_Problem requirements_:
Every line of the records below should be restated exactly.

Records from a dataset
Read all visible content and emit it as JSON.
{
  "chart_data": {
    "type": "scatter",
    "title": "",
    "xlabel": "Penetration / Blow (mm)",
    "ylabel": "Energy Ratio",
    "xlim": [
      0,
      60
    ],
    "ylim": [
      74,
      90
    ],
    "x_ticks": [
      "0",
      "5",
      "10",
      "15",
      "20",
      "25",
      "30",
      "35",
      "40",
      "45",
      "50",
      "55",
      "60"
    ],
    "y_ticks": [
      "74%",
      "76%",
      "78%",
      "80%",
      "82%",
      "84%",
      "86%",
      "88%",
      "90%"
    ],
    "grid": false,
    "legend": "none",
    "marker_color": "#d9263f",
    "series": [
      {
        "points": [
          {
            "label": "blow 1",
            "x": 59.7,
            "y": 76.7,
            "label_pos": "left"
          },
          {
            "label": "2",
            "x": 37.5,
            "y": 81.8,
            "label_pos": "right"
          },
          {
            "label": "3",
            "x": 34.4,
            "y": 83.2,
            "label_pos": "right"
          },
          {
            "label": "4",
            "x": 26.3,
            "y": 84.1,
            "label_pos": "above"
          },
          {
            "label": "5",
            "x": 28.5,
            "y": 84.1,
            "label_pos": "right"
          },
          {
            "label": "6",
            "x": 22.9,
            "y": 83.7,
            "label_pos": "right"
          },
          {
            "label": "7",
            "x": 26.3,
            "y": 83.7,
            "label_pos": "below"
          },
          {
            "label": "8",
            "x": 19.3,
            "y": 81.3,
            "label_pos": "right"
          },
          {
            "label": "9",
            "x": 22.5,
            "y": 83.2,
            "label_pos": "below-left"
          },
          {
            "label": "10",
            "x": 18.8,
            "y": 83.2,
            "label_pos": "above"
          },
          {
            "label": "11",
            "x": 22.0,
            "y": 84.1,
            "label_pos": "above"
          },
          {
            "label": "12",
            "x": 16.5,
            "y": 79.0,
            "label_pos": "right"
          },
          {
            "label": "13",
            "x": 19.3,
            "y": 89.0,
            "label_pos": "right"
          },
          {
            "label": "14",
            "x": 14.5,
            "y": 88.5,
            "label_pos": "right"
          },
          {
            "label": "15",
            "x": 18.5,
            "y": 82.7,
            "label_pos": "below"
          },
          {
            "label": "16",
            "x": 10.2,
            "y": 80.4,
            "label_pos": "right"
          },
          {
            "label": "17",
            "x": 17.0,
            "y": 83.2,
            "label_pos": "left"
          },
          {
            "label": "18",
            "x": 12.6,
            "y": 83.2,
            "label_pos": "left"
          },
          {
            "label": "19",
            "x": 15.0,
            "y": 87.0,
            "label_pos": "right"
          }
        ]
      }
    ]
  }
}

_Expected answer_:
Read all visible content and emit it as JSON.
{
  "chart_data": {
    "type": "scatter",
    "title": "",
    "xlabel": "Penetration / Blow (mm)",
    "ylabel": "Energy Ratio",
    "xlim": [
      0,
      60
    ],
    "ylim": [
      74,
      90
    ],
    "x_ticks": [
      "0",
      "5",
      "10",
      "15",
      "20",
      "25",
      "30",
      "35",
      "40",
      "45",
      "50",
      "55",
      "60"
    ],
    "y_ticks": [
      "74%",
      "76%",
      "78%",
      "80%",
      "82%",
      "84%",
      "86%",
      "88%",
      "90%"
    ],
    "grid": false,
    "legend": "none",
    "marker_color": "#d9263f",
    "series": [
      {
        "points": [
          {
            "label": "blow 1",
            "x": 59.7,
            "y": 76.7,
            "label_pos": "left"
          },
          {
            "label": "2",
            "x": 37.5,
            "y": 81.8,
            "label_pos": "right"
          },
          {
            "label": "3",
            "x": 34.4,
            "y": 83.2,
            "label_pos": "right"
          },
          {
            "label": "4",
            "x": 26.3,
            "y": 84.1,
            "label_pos": "above"
          },
          {
            "label": "5",
            "x": 28.5,
            "y": 84.1,
            "label_pos": "right"
          },
          {
            "label": "6",
            "x": 22.9,
            "y": 83.7,
            "label_pos": "right"
          },
          {
            "label": "7",
            "x": 26.3,
            "y": 83.7,
            "label_pos": "below"
          },
          {
            "label": "8",
            "x": 19.3,
            "y": 81.3,
            "label_pos": "right"
          },
          {
            "label": "9",
            "x": 22.5,
            "y": 83.2,
            "label_pos": "below-left"
          },
          {
            "label": "10",
            "x": 18.8,
            "y": 83.2,
            "label_pos": "above"
          },
          {
            "label": "11",
            "x": 22.0,
            "y": 84.1,
            "label_pos": "above"
          },
          {
            "label": "12",
            "x": 16.5,
            "y": 79.0,
            "label_pos": "right"
          },
          {
            "label": "13",
            "x": 19.3,
            "y": 89.0,
            "label_pos": "right"
          },
          {
            "label": "14",
            "x": 14.5,
            "y": 88.5,
            "label_pos": "right"
          },
          {
            "label": "15",
            "x": 18.5,
            "y": 82.7,
            "label_pos": "below"
          },
          {
            "label": "16",
            "x": 10.2,
            "y": 80.4,
            "label_pos": "right"
          },
          {
            "label": "17",
            "x": 17.0,
            "y": 83.2,
            "label_pos": "left"
          },
          {
            "label": "18",
            "x": 12.6,
            "y": 83.2,
            "label_pos": "left"
          },
          {
            "label": "19",
            "x": 15.0,
            "y": 87.0,
            "label_pos": "right"
          }
        ]
      }
    ]
  }
}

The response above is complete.